** Direction **
Using the data below, copy every line that contains the word "text".

** Data entries **

========================

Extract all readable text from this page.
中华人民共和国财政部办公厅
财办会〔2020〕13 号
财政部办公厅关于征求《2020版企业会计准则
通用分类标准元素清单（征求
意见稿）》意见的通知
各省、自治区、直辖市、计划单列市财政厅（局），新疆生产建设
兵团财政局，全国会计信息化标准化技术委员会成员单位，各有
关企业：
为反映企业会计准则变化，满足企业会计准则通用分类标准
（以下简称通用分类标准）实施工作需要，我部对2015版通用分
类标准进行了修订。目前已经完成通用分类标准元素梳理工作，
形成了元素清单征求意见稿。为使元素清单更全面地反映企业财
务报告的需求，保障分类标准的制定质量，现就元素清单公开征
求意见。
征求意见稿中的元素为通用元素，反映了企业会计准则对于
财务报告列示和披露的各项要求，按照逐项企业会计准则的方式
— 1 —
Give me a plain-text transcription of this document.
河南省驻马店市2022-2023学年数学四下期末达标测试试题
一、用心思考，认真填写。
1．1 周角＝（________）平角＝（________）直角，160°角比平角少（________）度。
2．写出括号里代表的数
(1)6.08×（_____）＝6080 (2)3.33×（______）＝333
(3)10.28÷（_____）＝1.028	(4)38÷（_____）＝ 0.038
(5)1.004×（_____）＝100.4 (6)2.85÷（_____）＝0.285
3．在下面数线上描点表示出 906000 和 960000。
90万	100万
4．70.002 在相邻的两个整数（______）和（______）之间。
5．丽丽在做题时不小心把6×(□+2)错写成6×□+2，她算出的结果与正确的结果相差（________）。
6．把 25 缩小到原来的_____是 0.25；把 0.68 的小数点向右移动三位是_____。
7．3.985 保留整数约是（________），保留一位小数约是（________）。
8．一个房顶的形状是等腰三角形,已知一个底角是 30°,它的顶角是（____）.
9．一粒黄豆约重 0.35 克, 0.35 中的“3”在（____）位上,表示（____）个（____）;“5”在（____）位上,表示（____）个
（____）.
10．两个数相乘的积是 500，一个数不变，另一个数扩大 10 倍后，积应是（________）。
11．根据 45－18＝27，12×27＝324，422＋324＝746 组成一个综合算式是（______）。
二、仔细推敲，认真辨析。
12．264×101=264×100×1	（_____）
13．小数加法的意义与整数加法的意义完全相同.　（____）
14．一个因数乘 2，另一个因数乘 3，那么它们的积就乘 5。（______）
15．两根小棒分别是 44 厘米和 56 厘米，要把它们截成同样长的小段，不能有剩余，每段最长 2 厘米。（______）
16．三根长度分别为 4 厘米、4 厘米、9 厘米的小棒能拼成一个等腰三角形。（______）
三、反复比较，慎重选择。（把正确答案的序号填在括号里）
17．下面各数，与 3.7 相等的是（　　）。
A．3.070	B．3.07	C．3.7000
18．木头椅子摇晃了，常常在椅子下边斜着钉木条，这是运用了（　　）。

========================

** Expected output **
Extract all readable text from this page.
Give me a plain-text transcription of this document.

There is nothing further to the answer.